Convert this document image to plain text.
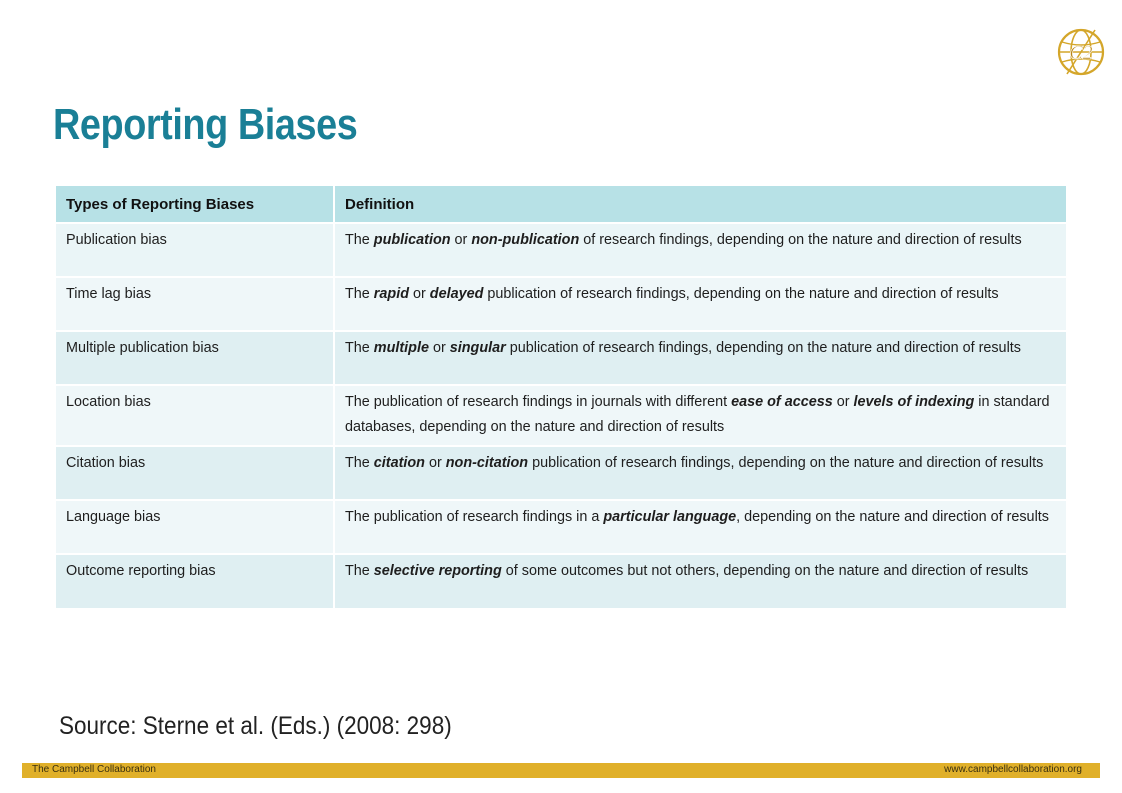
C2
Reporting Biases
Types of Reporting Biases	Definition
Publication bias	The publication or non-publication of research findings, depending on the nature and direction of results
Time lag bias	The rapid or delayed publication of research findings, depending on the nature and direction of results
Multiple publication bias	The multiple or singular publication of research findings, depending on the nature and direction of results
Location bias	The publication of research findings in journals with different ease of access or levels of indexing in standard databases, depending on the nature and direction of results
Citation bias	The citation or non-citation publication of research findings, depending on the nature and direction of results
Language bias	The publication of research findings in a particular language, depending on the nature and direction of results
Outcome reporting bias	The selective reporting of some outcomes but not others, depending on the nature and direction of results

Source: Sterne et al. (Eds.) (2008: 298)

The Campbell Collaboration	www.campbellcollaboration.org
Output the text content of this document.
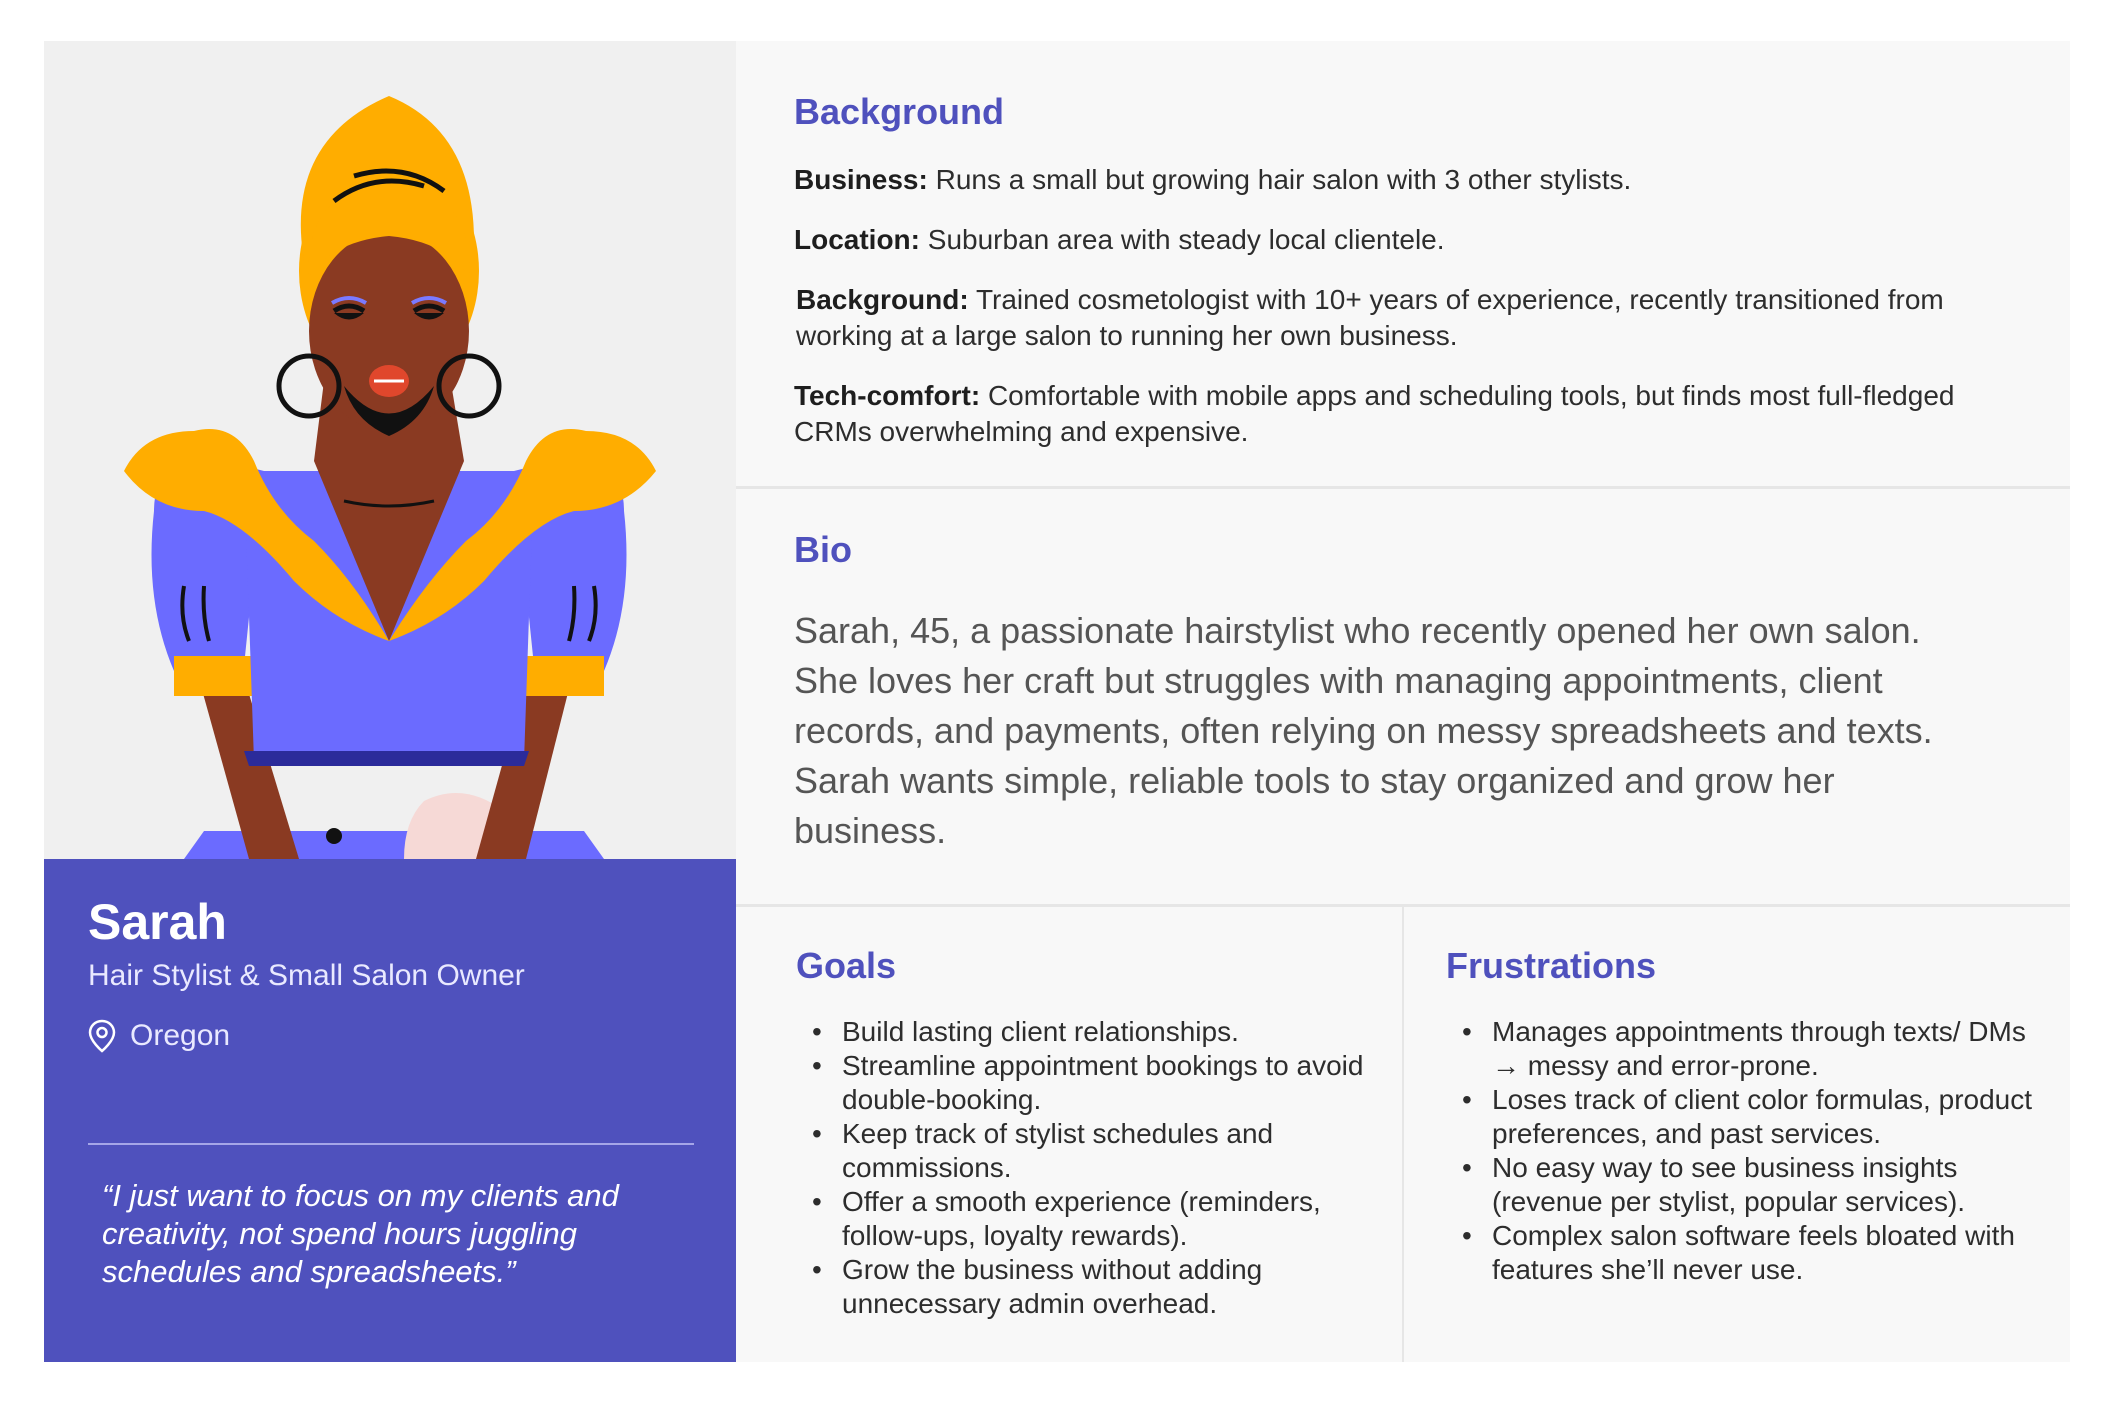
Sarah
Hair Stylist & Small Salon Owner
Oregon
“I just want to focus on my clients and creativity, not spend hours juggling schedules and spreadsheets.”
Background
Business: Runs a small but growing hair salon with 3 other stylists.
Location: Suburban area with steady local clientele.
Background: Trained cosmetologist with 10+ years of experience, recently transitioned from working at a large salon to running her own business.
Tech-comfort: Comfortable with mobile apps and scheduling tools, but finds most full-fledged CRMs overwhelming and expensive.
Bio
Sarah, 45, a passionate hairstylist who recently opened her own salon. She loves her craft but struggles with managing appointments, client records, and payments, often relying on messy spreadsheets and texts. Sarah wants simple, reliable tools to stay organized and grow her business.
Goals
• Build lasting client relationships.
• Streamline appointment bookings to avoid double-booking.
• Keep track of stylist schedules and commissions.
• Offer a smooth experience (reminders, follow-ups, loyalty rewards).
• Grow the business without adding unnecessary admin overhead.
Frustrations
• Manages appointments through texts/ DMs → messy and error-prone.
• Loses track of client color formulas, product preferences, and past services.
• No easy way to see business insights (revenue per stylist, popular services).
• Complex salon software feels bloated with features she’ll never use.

○ ○ ○

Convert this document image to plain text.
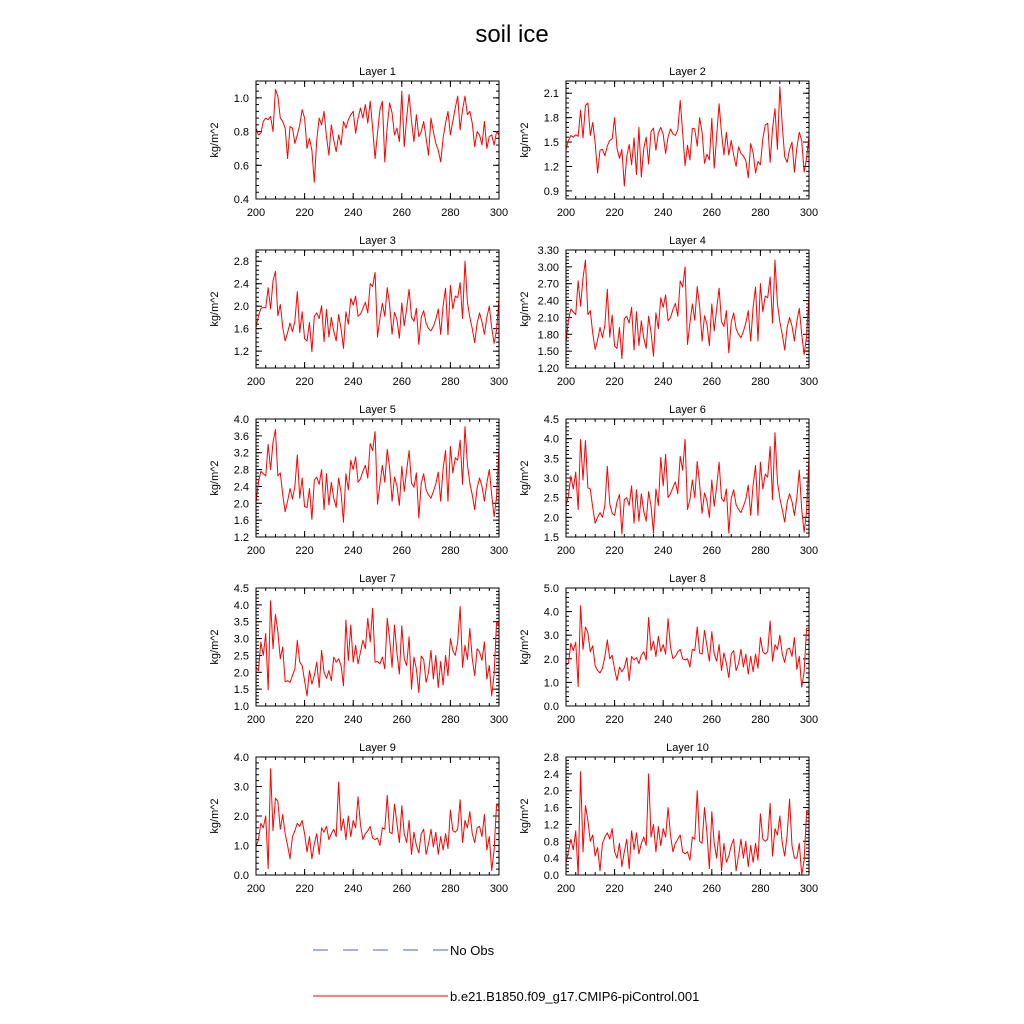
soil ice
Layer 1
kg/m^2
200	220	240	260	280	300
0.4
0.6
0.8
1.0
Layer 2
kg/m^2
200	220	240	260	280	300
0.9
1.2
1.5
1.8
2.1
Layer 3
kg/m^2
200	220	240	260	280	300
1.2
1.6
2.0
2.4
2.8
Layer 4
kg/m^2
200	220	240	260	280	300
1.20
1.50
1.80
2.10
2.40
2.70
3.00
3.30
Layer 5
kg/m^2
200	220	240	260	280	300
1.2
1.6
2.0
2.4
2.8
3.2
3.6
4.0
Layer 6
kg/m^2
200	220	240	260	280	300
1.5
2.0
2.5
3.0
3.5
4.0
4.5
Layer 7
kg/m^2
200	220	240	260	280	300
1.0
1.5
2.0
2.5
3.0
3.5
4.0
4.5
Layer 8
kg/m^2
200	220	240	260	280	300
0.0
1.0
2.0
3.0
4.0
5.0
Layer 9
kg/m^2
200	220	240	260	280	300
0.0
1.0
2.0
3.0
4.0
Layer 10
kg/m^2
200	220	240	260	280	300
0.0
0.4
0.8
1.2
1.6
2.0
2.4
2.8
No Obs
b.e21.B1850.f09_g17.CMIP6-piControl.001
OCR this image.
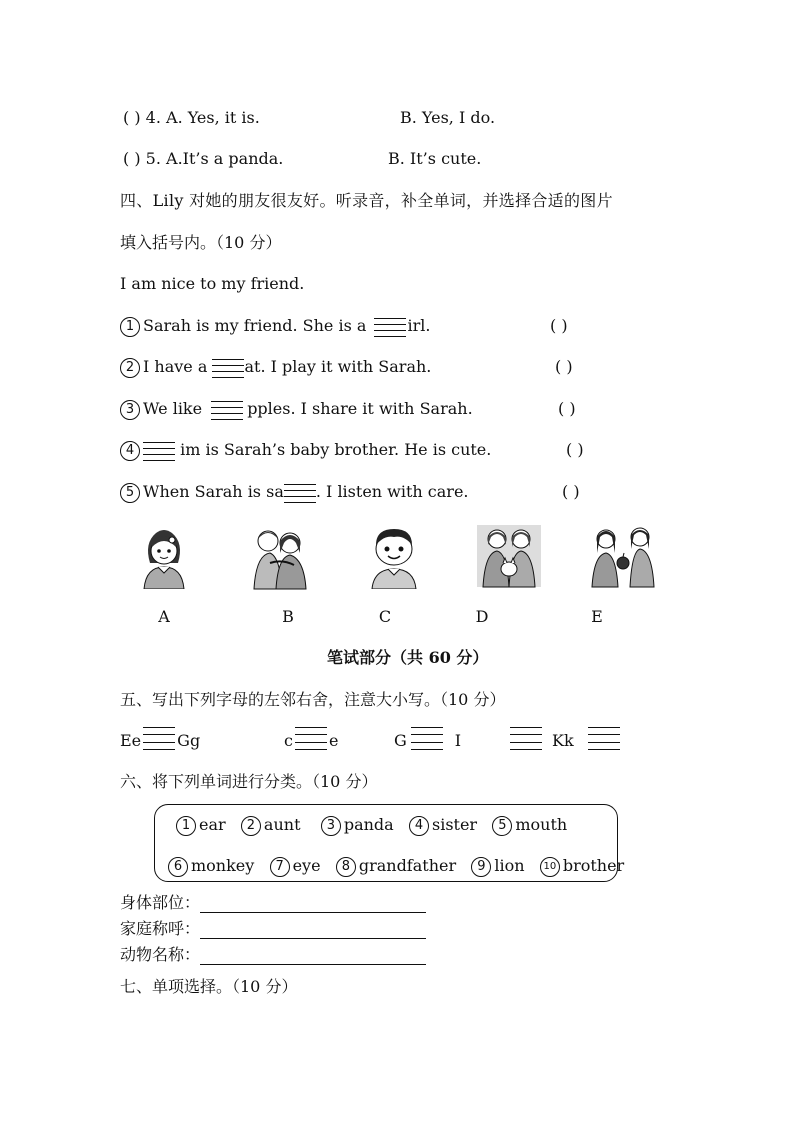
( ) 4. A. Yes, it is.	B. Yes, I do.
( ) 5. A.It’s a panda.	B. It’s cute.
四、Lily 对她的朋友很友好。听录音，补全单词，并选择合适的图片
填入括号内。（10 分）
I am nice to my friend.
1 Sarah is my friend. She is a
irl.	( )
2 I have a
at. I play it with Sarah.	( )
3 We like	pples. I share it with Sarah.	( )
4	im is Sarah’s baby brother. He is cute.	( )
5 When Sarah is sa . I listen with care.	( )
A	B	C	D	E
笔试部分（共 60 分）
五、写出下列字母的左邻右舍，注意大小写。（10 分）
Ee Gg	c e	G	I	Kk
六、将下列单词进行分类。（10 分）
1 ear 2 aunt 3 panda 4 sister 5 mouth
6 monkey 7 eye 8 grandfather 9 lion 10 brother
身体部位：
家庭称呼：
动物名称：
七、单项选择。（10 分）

○ ○ ○

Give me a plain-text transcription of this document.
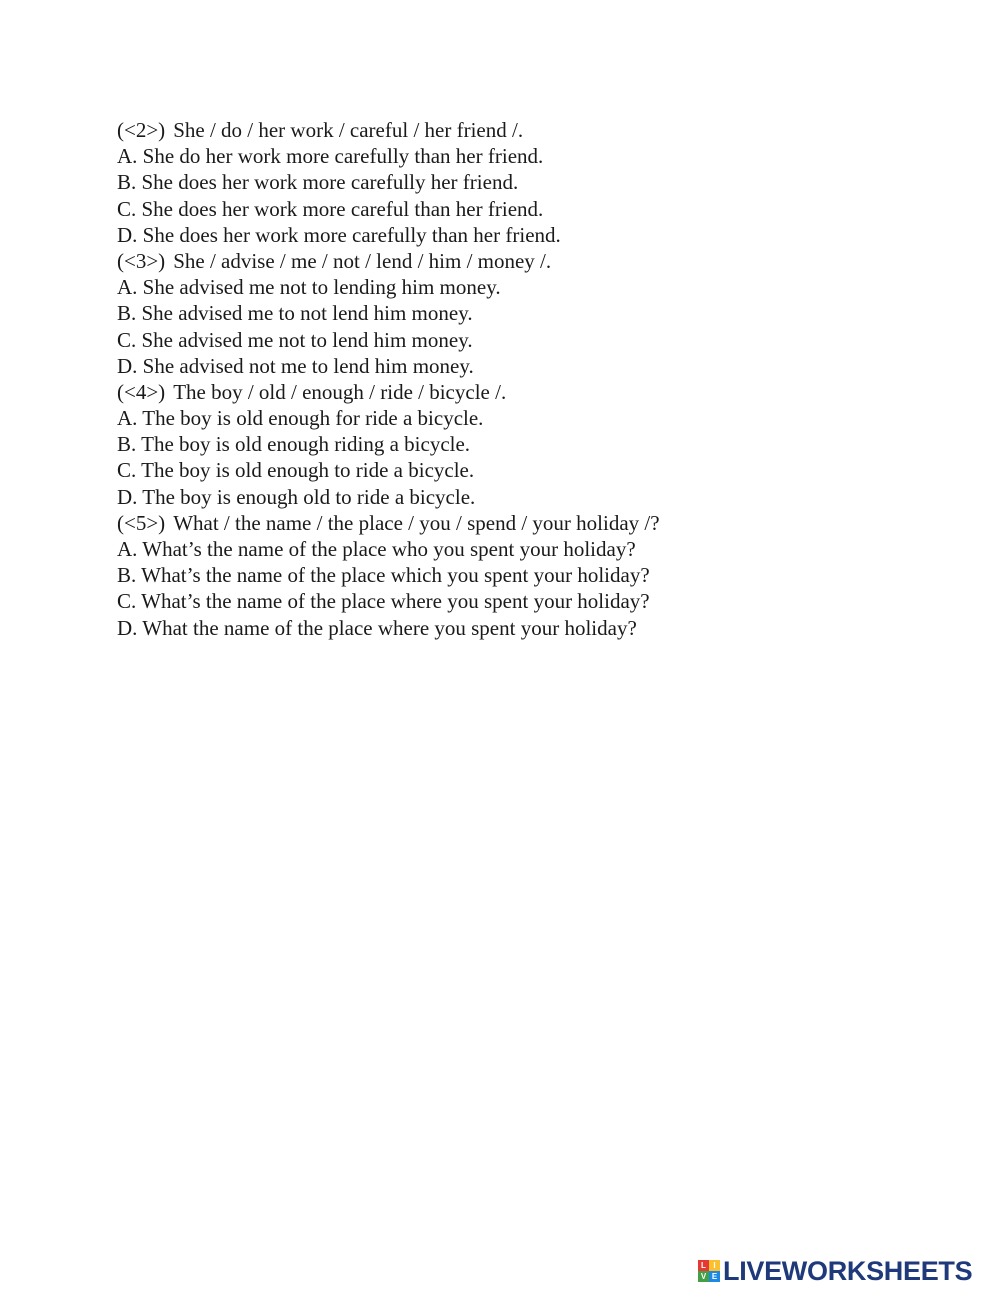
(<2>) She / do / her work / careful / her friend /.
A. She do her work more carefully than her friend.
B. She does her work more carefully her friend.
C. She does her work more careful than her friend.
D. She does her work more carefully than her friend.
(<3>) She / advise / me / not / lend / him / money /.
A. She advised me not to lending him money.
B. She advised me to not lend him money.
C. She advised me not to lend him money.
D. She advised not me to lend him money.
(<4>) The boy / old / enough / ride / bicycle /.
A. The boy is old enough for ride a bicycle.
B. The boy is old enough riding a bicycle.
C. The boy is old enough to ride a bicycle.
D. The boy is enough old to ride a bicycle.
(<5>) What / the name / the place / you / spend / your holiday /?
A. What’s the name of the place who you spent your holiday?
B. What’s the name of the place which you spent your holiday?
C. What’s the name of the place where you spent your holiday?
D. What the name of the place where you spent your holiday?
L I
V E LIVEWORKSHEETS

○ ○ ○

§ **AIM OF THE EXERCISE**: Tally the lines in this data that hold the word "services" and state only the count.

§ **TASK ANSWER**: 2